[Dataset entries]

________________________

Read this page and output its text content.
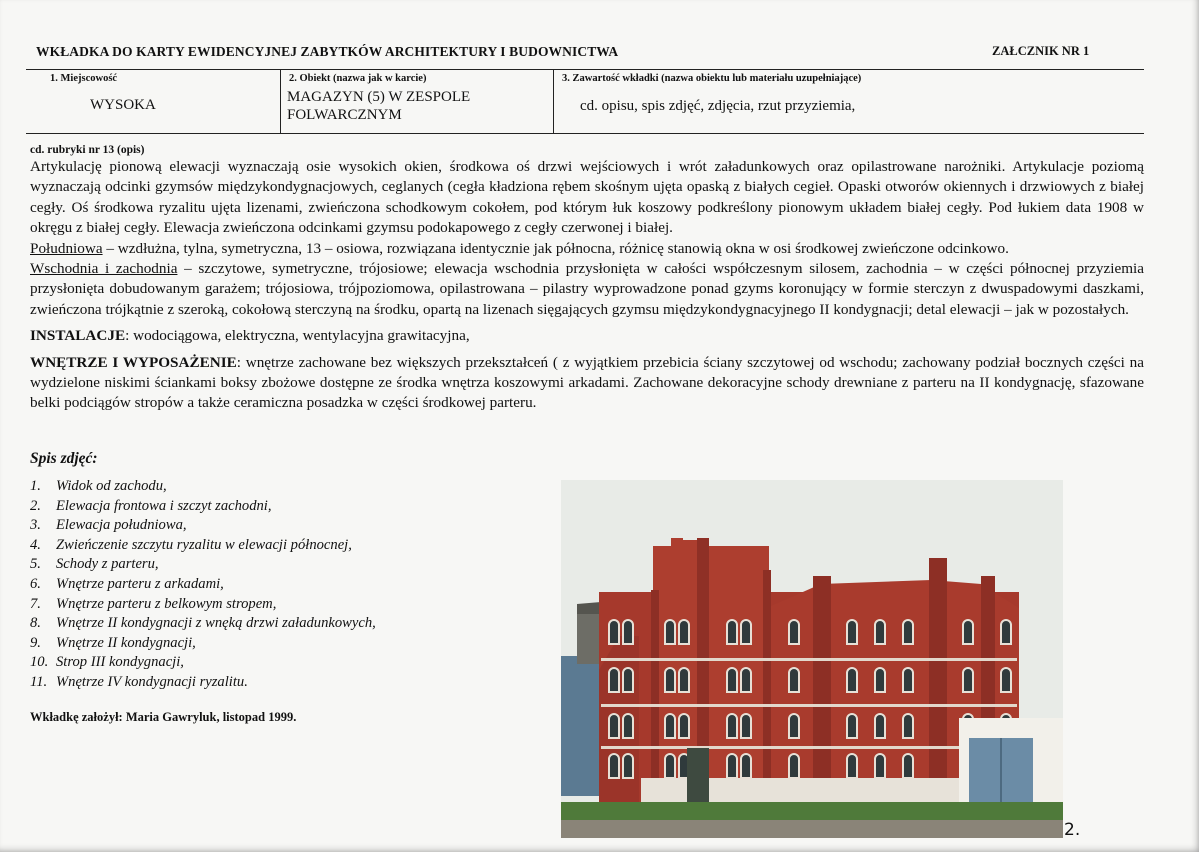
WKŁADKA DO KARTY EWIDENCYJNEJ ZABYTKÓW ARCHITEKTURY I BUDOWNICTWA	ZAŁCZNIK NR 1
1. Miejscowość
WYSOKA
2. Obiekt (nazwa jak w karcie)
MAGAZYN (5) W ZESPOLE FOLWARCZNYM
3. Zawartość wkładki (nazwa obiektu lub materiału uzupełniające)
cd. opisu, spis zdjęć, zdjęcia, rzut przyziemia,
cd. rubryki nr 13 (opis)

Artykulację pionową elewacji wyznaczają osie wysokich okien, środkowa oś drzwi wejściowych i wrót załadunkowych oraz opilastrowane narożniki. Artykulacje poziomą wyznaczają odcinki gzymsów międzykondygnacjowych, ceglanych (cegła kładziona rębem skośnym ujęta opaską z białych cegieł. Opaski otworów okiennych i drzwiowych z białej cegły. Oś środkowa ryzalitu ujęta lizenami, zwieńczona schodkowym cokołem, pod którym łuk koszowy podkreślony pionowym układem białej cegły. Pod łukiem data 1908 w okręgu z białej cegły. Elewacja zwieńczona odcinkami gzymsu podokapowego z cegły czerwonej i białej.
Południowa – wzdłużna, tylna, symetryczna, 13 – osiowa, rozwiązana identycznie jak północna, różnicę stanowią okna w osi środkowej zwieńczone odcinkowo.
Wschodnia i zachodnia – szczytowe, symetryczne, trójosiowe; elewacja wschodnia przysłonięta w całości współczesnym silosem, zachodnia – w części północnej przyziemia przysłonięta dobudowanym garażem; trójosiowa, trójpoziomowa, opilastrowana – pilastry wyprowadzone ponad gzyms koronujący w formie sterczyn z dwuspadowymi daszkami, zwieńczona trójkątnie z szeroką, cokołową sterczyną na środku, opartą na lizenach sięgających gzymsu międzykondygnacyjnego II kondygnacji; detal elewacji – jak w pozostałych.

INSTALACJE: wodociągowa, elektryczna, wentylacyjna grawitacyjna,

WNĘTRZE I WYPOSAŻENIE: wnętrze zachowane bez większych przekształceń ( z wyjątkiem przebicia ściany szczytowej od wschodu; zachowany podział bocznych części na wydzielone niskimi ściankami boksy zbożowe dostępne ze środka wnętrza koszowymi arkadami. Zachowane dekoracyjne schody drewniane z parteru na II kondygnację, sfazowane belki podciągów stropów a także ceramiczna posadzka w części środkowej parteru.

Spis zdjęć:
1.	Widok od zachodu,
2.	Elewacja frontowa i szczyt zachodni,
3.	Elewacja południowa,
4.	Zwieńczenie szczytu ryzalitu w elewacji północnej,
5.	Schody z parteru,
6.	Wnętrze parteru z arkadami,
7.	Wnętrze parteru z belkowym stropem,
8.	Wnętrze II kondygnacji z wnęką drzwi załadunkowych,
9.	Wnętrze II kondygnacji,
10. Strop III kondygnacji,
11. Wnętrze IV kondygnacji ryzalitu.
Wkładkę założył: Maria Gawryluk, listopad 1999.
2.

________________________

Every line of the data above should be quoted exactly. Omit the pictures.

Read this page and output its text content.
WKŁADKA DO KARTY EWIDENCYJNEJ ZABYTKÓW ARCHITEKTURY I BUDOWNICTWA	ZAŁCZNIK NR 1
1. Miejscowość
WYSOKA
2. Obiekt (nazwa jak w karcie)
MAGAZYN (5) W ZESPOLE FOLWARCZNYM
3. Zawartość wkładki (nazwa obiektu lub materiału uzupełniające)
cd. opisu, spis zdjęć, zdjęcia, rzut przyziemia,
cd. rubryki nr 13 (opis)

Artykulację pionową elewacji wyznaczają osie wysokich okien, środkowa oś drzwi wejściowych i wrót załadunkowych oraz opilastrowane narożniki. Artykulacje poziomą wyznaczają odcinki gzymsów międzykondygnacjowych, ceglanych (cegła kładziona rębem skośnym ujęta opaską z białych cegieł. Opaski otworów okiennych i drzwiowych z białej cegły. Oś środkowa ryzalitu ujęta lizenami, zwieńczona schodkowym cokołem, pod którym łuk koszowy podkreślony pionowym układem białej cegły. Pod łukiem data 1908 w okręgu z białej cegły. Elewacja zwieńczona odcinkami gzymsu podokapowego z cegły czerwonej i białej.
Południowa – wzdłużna, tylna, symetryczna, 13 – osiowa, rozwiązana identycznie jak północna, różnicę stanowią okna w osi środkowej zwieńczone odcinkowo.
Wschodnia i zachodnia – szczytowe, symetryczne, trójosiowe; elewacja wschodnia przysłonięta w całości współczesnym silosem, zachodnia – w części północnej przyziemia przysłonięta dobudowanym garażem; trójosiowa, trójpoziomowa, opilastrowana – pilastry wyprowadzone ponad gzyms koronujący w formie sterczyn z dwuspadowymi daszkami, zwieńczona trójkątnie z szeroką, cokołową sterczyną na środku, opartą na lizenach sięgających gzymsu międzykondygnacyjnego II kondygnacji; detal elewacji – jak w pozostałych.

INSTALACJE: wodociągowa, elektryczna, wentylacyjna grawitacyjna,

WNĘTRZE I WYPOSAŻENIE: wnętrze zachowane bez większych przekształceń ( z wyjątkiem przebicia ściany szczytowej od wschodu; zachowany podział bocznych części na wydzielone niskimi ściankami boksy zbożowe dostępne ze środka wnętrza koszowymi arkadami. Zachowane dekoracyjne schody drewniane z parteru na II kondygnację, sfazowane belki podciągów stropów a także ceramiczna posadzka w części środkowej parteru.

Spis zdjęć:
1.	Widok od zachodu,
2.	Elewacja frontowa i szczyt zachodni,
3.	Elewacja południowa,
4.	Zwieńczenie szczytu ryzalitu w elewacji północnej,
5.	Schody z parteru,
6.	Wnętrze parteru z arkadami,
7.	Wnętrze parteru z belkowym stropem,
8.	Wnętrze II kondygnacji z wnęką drzwi załadunkowych,
9.	Wnętrze II kondygnacji,
10. Strop III kondygnacji,
11. Wnętrze IV kondygnacji ryzalitu.
Wkładkę założył: Maria Gawryluk, listopad 1999.
2.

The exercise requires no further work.